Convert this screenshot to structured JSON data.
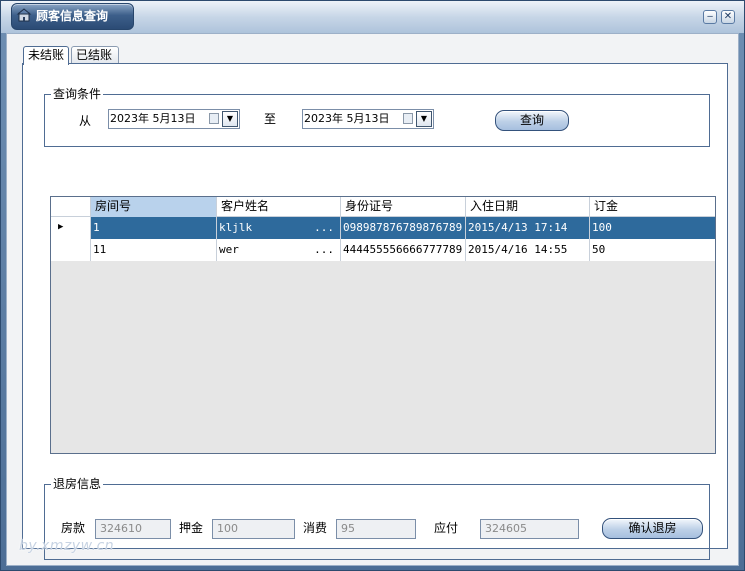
{
  "window": {
    "title": "顾客信息查询"
  },
  "tabs": [
    {
      "label": "未结账",
      "active": true
    },
    {
      "label": "已结账",
      "active": false
    }
  ],
  "query": {
    "group_label": "查询条件",
    "from_label": "从",
    "to_label": "至",
    "from_date": "2023年 5月13日",
    "to_date": "2023年 5月13日",
    "search_label": "查询"
  },
  "grid": {
    "columns": [
      "房间号",
      "客户姓名",
      "身份证号",
      "入住日期",
      "订金"
    ],
    "rows": [
      {
        "room": "1",
        "name": "kljlk",
        "id_no": "098987876789876789",
        "checkin": "2015/4/13 17:14",
        "deposit": "100",
        "selected": true
      },
      {
        "room": "11",
        "name": "wer",
        "id_no": "444455556666777789",
        "checkin": "2015/4/16 14:55",
        "deposit": "50",
        "selected": false
      }
    ],
    "ellipsis": "..."
  },
  "checkout": {
    "group_label": "退房信息",
    "room_fee_label": "房款",
    "room_fee": "324610",
    "deposit_label": "押金",
    "deposit": "100",
    "consume_label": "消费",
    "consume": "95",
    "payable_label": "应付",
    "payable": "324605",
    "confirm_label": "确认退房"
  },
  "watermark": "by.xmzyw.cn",
  "colors": {
    "selected_row": "#2e6a9c",
    "header_selected": "#b9d2ec",
    "border": "#4f6c93"
  }
}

┄┄┄┄┄┄

- WHAT TO PRODUCE -
What is the number of lines in the listing that contain the string "checkin"? Reply with that number alone.

- WORKED ANSWER -
2